WHAT YOU WILL DO: Copy out each line below that has the word "screenshot" in it.

--

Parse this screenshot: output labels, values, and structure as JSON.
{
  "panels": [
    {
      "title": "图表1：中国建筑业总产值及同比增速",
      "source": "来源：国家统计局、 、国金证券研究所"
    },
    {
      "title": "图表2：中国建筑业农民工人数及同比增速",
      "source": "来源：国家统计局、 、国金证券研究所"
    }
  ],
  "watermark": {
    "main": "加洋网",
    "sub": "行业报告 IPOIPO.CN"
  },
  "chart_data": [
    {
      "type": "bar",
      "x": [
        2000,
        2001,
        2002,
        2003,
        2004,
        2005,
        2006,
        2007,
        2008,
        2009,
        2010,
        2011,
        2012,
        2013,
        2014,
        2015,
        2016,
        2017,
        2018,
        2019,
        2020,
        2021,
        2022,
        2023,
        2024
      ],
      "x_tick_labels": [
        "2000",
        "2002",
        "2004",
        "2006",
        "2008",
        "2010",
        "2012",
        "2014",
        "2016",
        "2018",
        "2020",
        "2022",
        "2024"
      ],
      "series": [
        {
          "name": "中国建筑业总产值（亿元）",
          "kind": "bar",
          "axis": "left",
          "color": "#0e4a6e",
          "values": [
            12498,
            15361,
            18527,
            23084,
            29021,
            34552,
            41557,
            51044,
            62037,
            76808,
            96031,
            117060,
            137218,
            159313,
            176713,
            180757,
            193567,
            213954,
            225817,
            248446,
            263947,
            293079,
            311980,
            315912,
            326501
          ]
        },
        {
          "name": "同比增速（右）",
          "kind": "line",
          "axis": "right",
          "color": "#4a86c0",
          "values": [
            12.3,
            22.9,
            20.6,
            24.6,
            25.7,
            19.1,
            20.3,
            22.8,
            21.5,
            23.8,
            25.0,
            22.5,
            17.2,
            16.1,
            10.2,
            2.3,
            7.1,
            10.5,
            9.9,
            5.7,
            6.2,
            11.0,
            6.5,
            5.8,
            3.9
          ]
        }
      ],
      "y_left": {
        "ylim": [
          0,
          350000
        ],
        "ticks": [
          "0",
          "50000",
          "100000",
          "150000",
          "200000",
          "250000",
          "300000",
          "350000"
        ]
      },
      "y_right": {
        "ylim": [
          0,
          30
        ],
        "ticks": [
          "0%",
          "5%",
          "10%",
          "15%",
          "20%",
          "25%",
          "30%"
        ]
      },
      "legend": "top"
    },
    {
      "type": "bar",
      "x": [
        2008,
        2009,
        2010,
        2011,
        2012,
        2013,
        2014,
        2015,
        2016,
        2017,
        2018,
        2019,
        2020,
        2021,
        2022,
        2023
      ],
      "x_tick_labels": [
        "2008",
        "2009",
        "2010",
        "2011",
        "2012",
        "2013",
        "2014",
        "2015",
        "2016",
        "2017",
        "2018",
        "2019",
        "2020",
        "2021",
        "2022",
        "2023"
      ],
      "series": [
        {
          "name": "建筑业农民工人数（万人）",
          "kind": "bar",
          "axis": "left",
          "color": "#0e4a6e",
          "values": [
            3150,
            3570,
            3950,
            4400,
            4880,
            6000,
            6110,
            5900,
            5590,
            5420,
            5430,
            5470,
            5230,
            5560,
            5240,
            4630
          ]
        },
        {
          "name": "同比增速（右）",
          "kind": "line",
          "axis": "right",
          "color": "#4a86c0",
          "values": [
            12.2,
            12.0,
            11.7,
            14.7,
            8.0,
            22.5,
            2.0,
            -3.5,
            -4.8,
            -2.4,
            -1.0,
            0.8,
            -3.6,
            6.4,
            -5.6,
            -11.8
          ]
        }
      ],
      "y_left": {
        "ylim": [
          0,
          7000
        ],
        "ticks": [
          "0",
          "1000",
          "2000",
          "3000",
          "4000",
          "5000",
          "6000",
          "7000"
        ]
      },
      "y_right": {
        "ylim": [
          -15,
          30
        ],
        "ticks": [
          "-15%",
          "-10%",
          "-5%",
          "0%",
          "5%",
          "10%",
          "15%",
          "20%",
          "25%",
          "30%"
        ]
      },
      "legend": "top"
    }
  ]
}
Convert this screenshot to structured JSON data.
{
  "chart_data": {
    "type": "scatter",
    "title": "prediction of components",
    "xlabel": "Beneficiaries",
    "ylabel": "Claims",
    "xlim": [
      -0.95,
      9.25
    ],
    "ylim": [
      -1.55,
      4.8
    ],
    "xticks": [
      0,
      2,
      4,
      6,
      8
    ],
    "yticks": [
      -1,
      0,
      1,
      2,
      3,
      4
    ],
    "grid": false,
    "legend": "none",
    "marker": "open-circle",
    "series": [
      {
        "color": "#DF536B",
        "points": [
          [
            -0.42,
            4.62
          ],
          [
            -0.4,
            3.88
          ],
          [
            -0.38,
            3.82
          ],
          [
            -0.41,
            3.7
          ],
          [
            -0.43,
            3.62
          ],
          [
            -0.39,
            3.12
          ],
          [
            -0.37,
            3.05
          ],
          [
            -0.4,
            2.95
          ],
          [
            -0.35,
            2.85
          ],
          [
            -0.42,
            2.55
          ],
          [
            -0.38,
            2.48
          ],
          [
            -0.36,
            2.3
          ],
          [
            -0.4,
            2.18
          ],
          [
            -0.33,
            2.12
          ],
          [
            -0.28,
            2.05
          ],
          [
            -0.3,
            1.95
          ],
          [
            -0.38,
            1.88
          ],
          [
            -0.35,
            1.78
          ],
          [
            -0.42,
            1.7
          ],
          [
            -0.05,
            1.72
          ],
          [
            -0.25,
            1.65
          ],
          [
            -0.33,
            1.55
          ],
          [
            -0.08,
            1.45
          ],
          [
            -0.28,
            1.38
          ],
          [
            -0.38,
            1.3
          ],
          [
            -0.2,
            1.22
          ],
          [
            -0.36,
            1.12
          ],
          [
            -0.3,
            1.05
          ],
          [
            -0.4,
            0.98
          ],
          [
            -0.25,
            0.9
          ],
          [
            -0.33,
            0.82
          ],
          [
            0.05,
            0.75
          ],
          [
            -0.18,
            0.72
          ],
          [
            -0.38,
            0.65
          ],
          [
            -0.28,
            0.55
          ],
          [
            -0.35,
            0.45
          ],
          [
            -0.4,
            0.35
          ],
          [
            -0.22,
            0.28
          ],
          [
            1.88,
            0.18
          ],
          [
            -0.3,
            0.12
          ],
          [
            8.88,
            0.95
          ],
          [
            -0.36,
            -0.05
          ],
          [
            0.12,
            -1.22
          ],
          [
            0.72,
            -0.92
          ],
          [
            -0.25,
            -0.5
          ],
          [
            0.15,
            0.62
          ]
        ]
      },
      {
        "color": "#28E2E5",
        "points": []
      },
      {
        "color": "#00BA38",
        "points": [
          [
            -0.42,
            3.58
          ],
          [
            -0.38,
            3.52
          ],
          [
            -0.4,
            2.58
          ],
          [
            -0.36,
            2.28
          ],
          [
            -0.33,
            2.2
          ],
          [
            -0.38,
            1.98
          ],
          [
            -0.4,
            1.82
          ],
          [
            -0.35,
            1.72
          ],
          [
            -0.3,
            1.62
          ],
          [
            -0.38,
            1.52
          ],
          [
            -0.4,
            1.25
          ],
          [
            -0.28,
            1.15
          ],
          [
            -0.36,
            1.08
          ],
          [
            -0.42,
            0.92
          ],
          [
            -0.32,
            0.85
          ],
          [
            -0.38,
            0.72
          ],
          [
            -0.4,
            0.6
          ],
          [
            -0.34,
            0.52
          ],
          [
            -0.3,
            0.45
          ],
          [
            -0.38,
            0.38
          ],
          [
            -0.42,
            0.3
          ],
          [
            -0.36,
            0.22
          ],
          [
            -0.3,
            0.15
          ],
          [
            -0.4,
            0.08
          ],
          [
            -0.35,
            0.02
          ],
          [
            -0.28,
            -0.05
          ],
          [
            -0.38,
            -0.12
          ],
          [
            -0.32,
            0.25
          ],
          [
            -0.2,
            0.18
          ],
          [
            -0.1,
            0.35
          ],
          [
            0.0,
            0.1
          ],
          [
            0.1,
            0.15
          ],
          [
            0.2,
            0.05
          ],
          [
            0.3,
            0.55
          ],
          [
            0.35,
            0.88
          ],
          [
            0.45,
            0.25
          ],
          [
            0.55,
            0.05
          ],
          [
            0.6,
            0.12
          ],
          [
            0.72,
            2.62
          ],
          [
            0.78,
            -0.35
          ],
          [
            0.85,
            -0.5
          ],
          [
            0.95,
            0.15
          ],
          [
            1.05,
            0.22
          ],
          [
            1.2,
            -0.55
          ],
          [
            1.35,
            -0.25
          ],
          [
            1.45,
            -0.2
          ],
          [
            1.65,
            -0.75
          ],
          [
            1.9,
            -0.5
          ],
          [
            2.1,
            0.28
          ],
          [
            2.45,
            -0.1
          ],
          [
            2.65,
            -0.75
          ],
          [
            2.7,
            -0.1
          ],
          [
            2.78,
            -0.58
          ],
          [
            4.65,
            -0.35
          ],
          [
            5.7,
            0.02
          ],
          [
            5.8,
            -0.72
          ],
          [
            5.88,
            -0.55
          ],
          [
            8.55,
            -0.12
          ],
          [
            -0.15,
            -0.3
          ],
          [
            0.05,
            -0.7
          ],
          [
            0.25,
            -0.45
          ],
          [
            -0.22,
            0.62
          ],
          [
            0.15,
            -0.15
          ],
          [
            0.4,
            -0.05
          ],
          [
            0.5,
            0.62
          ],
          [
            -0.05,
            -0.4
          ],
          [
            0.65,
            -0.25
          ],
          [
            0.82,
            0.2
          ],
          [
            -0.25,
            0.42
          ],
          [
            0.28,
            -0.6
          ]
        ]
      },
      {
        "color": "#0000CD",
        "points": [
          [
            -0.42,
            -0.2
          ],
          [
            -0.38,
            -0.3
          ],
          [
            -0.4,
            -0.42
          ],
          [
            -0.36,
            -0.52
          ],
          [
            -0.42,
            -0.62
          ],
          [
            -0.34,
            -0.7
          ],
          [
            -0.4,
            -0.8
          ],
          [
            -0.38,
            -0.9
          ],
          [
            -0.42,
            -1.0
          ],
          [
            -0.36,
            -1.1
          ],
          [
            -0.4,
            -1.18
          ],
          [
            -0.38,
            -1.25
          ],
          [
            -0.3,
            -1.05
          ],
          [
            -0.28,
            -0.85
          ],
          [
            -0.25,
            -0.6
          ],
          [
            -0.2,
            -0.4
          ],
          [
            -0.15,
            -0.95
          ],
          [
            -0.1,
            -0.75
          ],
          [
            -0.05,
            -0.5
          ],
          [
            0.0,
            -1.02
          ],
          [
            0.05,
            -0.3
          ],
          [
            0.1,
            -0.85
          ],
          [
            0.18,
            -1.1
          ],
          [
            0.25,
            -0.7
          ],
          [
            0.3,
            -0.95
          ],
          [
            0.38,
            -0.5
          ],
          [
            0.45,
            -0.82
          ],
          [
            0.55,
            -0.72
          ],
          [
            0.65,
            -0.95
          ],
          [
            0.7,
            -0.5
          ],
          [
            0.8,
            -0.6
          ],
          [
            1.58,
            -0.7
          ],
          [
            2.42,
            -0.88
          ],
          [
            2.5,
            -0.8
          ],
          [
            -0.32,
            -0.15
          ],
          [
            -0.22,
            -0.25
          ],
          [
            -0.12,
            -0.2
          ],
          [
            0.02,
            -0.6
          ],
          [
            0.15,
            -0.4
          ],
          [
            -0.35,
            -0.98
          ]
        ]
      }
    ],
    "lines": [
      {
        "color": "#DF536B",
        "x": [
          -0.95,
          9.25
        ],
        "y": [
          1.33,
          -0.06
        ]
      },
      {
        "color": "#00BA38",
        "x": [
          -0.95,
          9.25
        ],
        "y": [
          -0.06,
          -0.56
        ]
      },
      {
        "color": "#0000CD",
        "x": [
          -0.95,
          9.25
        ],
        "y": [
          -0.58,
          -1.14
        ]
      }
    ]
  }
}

--

WRITTEN SOLUTION:
Parse this screenshot: output labels, values, and structure as JSON.
Convert this screenshot to structured JSON data.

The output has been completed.